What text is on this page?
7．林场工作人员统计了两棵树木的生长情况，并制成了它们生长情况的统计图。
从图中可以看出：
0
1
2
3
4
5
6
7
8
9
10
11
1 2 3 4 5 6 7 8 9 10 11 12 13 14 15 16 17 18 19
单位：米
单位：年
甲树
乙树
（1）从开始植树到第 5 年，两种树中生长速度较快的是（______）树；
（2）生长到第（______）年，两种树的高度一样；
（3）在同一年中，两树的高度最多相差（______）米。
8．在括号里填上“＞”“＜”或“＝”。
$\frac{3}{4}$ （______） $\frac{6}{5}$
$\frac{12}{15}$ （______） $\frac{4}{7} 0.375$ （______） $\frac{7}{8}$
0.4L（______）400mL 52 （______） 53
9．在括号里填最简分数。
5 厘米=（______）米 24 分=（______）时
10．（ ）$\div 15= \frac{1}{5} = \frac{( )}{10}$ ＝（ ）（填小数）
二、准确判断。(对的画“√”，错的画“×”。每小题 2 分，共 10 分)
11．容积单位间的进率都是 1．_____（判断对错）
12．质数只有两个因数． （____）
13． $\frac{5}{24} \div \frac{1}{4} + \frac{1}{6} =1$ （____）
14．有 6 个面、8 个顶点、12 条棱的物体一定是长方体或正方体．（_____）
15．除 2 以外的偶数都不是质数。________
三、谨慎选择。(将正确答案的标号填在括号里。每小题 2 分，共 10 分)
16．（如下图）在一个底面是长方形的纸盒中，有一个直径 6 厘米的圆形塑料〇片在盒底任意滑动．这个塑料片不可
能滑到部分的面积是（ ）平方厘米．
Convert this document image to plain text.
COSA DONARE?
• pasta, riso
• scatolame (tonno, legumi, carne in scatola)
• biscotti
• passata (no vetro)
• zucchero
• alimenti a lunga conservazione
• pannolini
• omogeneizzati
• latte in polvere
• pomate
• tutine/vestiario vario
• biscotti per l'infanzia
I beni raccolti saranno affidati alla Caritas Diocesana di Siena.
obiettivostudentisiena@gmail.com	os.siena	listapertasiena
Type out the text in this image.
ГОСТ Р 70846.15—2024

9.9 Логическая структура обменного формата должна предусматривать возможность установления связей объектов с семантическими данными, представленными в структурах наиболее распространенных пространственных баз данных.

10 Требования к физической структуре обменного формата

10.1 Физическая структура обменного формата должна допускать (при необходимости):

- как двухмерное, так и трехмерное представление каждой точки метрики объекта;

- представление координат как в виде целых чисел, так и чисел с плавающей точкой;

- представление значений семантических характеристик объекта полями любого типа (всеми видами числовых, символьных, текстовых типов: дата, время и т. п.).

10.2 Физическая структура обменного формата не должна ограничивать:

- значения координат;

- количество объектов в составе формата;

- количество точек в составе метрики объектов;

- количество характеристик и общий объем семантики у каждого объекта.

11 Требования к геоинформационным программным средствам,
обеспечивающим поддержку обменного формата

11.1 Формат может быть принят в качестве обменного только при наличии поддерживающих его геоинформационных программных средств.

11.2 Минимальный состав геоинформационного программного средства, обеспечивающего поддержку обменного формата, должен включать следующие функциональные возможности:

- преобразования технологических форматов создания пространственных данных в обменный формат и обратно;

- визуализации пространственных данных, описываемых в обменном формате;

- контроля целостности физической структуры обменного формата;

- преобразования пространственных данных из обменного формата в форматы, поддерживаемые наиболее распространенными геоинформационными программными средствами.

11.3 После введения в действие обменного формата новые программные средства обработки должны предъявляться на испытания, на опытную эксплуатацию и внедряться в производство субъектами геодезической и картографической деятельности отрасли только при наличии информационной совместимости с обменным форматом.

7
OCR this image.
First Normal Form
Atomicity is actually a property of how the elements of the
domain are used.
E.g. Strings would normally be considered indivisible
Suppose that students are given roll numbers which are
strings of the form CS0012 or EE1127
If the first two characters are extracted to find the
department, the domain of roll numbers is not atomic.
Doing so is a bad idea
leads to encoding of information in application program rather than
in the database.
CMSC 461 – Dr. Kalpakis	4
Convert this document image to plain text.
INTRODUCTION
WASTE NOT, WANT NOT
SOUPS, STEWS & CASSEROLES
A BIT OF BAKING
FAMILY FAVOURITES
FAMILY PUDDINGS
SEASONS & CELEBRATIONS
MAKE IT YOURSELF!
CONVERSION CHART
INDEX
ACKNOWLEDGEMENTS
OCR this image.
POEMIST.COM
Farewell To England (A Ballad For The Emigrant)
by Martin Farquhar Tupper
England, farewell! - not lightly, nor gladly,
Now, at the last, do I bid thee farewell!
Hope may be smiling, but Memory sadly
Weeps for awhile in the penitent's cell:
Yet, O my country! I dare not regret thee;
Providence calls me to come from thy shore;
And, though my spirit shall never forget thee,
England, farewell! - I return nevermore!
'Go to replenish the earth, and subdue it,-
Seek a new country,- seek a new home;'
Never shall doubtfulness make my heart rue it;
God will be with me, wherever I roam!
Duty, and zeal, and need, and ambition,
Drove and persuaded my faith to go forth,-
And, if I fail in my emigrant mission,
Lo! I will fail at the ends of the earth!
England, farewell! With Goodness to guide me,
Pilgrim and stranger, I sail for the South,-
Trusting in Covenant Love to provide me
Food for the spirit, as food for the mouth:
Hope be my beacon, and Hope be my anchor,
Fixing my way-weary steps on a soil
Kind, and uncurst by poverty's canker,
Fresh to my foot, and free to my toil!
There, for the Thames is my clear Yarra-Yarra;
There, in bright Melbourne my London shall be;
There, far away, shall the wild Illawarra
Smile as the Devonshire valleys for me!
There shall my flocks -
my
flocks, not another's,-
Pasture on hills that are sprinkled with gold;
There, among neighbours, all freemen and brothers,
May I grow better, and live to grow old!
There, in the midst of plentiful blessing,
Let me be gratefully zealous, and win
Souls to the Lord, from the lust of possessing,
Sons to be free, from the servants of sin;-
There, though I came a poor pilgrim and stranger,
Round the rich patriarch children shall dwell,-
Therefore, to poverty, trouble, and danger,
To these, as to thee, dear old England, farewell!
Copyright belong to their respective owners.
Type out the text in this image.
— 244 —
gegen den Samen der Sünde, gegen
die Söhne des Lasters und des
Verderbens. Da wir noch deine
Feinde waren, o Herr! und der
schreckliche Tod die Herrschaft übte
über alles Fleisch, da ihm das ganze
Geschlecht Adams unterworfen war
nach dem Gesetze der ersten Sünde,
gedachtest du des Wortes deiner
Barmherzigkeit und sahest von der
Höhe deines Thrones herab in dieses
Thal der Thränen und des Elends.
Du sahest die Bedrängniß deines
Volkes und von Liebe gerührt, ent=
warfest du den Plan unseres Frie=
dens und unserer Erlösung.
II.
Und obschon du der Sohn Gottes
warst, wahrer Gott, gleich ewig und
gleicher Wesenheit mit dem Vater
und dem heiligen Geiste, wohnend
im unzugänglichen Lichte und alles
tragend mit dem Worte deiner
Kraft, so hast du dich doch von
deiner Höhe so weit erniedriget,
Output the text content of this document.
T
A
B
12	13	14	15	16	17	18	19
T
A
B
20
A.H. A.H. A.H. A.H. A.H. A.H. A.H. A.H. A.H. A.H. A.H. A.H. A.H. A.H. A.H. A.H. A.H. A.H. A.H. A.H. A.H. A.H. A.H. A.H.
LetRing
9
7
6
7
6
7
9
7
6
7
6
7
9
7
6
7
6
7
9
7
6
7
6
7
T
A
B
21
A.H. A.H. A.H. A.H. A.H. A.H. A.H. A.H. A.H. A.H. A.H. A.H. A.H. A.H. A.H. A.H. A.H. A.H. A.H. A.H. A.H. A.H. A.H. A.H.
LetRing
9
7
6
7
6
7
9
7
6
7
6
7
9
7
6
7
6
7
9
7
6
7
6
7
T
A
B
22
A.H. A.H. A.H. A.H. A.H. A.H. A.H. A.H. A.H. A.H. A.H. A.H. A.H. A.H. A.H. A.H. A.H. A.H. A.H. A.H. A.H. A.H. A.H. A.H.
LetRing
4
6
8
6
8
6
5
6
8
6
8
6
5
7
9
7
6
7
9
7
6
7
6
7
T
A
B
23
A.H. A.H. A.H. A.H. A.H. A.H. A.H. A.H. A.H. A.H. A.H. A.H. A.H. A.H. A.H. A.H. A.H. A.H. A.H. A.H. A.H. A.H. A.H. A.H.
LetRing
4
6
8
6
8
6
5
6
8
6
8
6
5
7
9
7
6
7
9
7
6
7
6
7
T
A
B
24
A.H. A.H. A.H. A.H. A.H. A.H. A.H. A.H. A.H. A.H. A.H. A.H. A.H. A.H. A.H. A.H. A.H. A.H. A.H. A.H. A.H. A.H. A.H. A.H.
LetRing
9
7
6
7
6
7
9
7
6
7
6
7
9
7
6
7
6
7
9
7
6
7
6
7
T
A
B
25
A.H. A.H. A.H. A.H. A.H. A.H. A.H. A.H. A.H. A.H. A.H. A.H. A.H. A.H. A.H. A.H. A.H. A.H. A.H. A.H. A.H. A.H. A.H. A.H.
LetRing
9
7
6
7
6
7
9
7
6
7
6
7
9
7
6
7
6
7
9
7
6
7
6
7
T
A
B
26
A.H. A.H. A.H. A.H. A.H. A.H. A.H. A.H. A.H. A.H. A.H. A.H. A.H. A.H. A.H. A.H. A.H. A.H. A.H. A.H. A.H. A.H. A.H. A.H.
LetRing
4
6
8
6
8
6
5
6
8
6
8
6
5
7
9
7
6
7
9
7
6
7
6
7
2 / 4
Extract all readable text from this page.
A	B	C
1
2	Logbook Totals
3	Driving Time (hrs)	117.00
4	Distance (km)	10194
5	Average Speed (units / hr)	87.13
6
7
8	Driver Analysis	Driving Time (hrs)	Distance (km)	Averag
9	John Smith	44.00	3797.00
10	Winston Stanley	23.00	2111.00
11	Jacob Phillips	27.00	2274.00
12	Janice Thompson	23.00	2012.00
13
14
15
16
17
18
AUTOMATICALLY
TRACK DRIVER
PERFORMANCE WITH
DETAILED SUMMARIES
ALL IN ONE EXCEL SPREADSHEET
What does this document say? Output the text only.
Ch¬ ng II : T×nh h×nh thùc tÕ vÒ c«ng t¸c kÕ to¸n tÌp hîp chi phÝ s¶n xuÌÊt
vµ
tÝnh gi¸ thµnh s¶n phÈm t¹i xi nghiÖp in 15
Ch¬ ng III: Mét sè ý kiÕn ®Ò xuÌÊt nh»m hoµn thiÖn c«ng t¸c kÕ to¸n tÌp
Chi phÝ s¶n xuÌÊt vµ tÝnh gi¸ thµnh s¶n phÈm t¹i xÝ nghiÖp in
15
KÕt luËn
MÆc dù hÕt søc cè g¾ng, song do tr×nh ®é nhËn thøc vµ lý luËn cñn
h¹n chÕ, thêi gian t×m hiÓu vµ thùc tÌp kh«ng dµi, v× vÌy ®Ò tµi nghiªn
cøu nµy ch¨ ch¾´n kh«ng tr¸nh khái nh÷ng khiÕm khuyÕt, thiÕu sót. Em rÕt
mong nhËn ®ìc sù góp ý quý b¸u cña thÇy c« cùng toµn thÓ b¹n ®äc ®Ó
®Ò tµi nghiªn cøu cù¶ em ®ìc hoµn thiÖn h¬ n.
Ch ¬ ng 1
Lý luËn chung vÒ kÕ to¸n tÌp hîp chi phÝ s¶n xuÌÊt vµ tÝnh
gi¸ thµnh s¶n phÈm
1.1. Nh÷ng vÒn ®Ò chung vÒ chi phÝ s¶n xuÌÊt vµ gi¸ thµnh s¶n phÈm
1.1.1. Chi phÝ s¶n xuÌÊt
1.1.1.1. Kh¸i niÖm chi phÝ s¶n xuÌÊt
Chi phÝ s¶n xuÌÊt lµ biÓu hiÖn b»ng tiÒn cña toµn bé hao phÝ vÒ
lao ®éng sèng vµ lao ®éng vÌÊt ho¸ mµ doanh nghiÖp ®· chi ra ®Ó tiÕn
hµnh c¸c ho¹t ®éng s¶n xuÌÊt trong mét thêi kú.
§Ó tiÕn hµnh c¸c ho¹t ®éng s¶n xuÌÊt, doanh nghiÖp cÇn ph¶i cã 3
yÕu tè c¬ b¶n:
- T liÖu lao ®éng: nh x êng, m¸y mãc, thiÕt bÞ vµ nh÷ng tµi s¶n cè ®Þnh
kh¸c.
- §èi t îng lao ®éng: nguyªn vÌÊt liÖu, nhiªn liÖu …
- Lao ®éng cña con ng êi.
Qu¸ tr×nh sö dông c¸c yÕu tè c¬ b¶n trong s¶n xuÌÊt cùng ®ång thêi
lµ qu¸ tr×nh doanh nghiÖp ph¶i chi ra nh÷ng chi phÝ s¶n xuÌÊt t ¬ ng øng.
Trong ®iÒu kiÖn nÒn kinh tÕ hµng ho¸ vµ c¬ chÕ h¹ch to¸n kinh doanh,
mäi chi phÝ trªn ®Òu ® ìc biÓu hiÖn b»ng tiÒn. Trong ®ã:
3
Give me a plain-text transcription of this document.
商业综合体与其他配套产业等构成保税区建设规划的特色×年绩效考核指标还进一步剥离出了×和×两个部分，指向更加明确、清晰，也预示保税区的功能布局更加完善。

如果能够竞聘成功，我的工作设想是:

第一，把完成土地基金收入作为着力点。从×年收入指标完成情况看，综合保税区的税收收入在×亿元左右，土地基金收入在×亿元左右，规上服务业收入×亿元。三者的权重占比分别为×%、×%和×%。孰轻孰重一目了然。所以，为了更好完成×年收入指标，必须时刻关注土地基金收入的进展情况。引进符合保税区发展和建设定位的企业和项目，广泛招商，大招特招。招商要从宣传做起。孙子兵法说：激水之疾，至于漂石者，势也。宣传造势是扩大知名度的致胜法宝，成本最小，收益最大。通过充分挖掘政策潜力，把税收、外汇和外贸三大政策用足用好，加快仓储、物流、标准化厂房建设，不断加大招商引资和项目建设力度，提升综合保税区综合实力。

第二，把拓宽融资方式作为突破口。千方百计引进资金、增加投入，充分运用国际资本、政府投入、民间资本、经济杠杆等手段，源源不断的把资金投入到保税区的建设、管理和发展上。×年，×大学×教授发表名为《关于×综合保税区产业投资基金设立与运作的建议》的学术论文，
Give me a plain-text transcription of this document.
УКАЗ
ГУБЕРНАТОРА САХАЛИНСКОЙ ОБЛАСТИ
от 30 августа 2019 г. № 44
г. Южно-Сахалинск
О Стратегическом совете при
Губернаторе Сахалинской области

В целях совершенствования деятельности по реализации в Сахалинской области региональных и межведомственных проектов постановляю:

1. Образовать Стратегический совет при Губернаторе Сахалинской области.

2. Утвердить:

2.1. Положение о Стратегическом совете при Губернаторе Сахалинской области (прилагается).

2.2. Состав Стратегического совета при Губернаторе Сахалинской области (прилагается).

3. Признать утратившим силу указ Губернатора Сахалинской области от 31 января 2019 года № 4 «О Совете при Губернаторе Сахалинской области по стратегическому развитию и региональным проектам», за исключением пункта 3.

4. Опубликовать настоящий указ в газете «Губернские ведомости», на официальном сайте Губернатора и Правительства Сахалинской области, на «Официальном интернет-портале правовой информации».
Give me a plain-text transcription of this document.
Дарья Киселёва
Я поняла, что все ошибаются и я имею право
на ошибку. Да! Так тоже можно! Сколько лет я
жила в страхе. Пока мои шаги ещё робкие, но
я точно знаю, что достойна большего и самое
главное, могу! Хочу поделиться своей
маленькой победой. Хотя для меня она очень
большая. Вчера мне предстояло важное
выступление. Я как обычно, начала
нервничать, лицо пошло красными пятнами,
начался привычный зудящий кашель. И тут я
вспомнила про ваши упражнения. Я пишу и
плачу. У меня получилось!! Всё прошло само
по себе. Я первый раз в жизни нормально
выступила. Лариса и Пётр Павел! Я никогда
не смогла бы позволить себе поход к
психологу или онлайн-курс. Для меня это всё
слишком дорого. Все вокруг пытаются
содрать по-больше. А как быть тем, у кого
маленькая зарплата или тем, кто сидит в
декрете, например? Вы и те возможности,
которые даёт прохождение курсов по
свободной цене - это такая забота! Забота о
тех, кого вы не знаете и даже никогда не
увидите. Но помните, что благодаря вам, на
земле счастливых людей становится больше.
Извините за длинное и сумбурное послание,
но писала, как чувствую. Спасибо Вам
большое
::::::::::
■ WHAT TO WORK ON ■
Copy each line from the records above that includes the string "spirit".

■ RESPONSE TO THE TASK ■
And, though my spirit shall never forget thee,
Food for the spirit, as food for the mouth:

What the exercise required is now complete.